** Start DATASET EXTRACT **

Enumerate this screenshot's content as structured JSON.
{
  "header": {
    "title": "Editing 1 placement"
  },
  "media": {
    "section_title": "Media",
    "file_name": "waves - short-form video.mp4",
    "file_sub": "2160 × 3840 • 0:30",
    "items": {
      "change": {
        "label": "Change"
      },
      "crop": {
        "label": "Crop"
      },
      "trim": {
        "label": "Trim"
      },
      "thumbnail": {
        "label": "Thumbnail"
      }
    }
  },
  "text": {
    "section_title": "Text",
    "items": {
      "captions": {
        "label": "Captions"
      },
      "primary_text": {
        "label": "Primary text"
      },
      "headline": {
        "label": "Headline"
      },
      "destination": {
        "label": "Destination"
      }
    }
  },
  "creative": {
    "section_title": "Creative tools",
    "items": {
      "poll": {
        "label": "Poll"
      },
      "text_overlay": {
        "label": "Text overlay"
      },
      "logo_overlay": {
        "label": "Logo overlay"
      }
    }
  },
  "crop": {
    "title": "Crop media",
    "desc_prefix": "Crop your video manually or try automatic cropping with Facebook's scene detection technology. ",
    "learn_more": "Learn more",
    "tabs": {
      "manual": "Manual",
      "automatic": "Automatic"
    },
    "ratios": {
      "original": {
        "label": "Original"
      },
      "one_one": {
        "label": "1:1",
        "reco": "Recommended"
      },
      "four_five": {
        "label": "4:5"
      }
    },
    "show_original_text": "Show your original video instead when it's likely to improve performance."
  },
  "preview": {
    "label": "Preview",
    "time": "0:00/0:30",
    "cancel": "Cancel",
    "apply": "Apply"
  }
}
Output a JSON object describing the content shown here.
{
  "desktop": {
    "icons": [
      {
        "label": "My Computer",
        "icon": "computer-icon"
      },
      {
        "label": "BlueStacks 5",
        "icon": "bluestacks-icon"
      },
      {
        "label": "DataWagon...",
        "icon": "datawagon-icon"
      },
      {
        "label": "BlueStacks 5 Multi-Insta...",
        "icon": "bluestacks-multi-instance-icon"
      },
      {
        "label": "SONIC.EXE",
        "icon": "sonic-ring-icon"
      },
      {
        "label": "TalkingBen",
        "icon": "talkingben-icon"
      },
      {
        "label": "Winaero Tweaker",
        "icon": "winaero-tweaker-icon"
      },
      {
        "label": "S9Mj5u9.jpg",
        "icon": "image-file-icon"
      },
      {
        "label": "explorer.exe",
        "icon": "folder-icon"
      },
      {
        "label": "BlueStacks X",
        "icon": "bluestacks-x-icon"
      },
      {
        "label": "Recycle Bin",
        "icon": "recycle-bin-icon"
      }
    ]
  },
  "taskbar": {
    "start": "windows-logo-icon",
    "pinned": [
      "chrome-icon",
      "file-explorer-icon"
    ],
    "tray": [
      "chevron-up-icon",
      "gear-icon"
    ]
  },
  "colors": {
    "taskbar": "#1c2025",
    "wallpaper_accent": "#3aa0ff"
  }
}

** End DATASET EXTRACT **

WHAT TO PRODUCE:
Gather and copy every line of the data in which the string "JSON" is found.

WRITTEN REPLY:
Enumerate this screenshot's content as structured JSON.
Output a JSON object describing the content shown here.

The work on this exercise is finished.